- Written task -
Give the entries again, word for word.

- Given records -
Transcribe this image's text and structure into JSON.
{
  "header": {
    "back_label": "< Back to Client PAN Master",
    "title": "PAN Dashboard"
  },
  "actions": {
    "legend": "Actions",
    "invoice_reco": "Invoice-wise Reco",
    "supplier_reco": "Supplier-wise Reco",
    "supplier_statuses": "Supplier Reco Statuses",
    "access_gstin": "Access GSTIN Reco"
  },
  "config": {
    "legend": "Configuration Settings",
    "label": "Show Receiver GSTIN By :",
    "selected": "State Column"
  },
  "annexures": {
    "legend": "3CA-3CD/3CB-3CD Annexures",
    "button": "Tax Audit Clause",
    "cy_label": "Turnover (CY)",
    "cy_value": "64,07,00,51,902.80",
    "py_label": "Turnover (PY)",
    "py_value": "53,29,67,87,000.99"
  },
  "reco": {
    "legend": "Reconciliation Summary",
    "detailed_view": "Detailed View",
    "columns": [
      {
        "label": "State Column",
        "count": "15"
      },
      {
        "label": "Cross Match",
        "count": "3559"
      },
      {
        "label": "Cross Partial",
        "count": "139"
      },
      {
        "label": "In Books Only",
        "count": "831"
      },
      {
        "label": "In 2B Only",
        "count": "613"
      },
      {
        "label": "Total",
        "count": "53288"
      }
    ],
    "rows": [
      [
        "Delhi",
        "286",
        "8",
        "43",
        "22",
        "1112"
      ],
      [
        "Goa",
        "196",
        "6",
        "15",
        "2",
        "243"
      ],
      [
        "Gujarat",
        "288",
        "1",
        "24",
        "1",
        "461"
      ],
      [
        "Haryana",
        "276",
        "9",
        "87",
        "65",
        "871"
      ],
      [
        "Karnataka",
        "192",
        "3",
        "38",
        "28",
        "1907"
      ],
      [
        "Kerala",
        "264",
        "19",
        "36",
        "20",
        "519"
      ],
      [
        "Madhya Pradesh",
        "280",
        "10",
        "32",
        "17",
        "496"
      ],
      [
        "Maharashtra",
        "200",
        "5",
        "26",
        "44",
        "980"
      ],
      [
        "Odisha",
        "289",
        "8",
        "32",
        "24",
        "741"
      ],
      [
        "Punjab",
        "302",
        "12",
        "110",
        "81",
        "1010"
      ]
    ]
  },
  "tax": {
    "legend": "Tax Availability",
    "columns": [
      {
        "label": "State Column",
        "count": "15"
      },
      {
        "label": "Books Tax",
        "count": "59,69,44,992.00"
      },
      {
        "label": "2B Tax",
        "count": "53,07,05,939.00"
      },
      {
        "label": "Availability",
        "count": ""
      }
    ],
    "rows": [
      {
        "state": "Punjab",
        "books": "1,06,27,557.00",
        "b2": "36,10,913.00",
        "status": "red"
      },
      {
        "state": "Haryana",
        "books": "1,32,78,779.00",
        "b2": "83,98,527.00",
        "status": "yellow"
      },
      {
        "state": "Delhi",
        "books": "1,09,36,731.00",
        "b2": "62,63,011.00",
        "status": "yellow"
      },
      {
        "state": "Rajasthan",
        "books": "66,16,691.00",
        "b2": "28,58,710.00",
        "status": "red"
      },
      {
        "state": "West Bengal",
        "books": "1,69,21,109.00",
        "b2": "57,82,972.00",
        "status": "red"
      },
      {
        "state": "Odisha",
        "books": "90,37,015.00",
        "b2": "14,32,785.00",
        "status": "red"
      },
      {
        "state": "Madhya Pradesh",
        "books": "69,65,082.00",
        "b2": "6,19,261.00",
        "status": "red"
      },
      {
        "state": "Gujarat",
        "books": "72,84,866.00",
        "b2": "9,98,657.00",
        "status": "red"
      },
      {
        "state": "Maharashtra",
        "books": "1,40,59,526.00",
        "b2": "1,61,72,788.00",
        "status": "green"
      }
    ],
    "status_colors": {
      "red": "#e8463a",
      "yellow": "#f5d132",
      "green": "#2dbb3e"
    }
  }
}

- Answer to the problem -
Transcribe this image's text and structure into JSON.
{
  "header": {
    "back_label": "< Back to Client PAN Master",
    "title": "PAN Dashboard"
  },
  "actions": {
    "legend": "Actions",
    "invoice_reco": "Invoice-wise Reco",
    "supplier_reco": "Supplier-wise Reco",
    "supplier_statuses": "Supplier Reco Statuses",
    "access_gstin": "Access GSTIN Reco"
  },
  "config": {
    "legend": "Configuration Settings",
    "label": "Show Receiver GSTIN By :",
    "selected": "State Column"
  },
  "annexures": {
    "legend": "3CA-3CD/3CB-3CD Annexures",
    "button": "Tax Audit Clause",
    "cy_label": "Turnover (CY)",
    "cy_value": "64,07,00,51,902.80",
    "py_label": "Turnover (PY)",
    "py_value": "53,29,67,87,000.99"
  },
  "reco": {
    "legend": "Reconciliation Summary",
    "detailed_view": "Detailed View",
    "columns": [
      {
        "label": "State Column",
        "count": "15"
      },
      {
        "label": "Cross Match",
        "count": "3559"
      },
      {
        "label": "Cross Partial",
        "count": "139"
      },
      {
        "label": "In Books Only",
        "count": "831"
      },
      {
        "label": "In 2B Only",
        "count": "613"
      },
      {
        "label": "Total",
        "count": "53288"
      }
    ],
    "rows": [
      [
        "Delhi",
        "286",
        "8",
        "43",
        "22",
        "1112"
      ],
      [
        "Goa",
        "196",
        "6",
        "15",
        "2",
        "243"
      ],
      [
        "Gujarat",
        "288",
        "1",
        "24",
        "1",
        "461"
      ],
      [
        "Haryana",
        "276",
        "9",
        "87",
        "65",
        "871"
      ],
      [
        "Karnataka",
        "192",
        "3",
        "38",
        "28",
        "1907"
      ],
      [
        "Kerala",
        "264",
        "19",
        "36",
        "20",
        "519"
      ],
      [
        "Madhya Pradesh",
        "280",
        "10",
        "32",
        "17",
        "496"
      ],
      [
        "Maharashtra",
        "200",
        "5",
        "26",
        "44",
        "980"
      ],
      [
        "Odisha",
        "289",
        "8",
        "32",
        "24",
        "741"
      ],
      [
        "Punjab",
        "302",
        "12",
        "110",
        "81",
        "1010"
      ]
    ]
  },
  "tax": {
    "legend": "Tax Availability",
    "columns": [
      {
        "label": "State Column",
        "count": "15"
      },
      {
        "label": "Books Tax",
        "count": "59,69,44,992.00"
      },
      {
        "label": "2B Tax",
        "count": "53,07,05,939.00"
      },
      {
        "label": "Availability",
        "count": ""
      }
    ],
    "rows": [
      {
        "state": "Punjab",
        "books": "1,06,27,557.00",
        "b2": "36,10,913.00",
        "status": "red"
      },
      {
        "state": "Haryana",
        "books": "1,32,78,779.00",
        "b2": "83,98,527.00",
        "status": "yellow"
      },
      {
        "state": "Delhi",
        "books": "1,09,36,731.00",
        "b2": "62,63,011.00",
        "status": "yellow"
      },
      {
        "state": "Rajasthan",
        "books": "66,16,691.00",
        "b2": "28,58,710.00",
        "status": "red"
      },
      {
        "state": "West Bengal",
        "books": "1,69,21,109.00",
        "b2": "57,82,972.00",
        "status": "red"
      },
      {
        "state": "Odisha",
        "books": "90,37,015.00",
        "b2": "14,32,785.00",
        "status": "red"
      },
      {
        "state": "Madhya Pradesh",
        "books": "69,65,082.00",
        "b2": "6,19,261.00",
        "status": "red"
      },
      {
        "state": "Gujarat",
        "books": "72,84,866.00",
        "b2": "9,98,657.00",
        "status": "red"
      },
      {
        "state": "Maharashtra",
        "books": "1,40,59,526.00",
        "b2": "1,61,72,788.00",
        "status": "green"
      }
    ],
    "status_colors": {
      "red": "#e8463a",
      "yellow": "#f5d132",
      "green": "#2dbb3e"
    }
  }
}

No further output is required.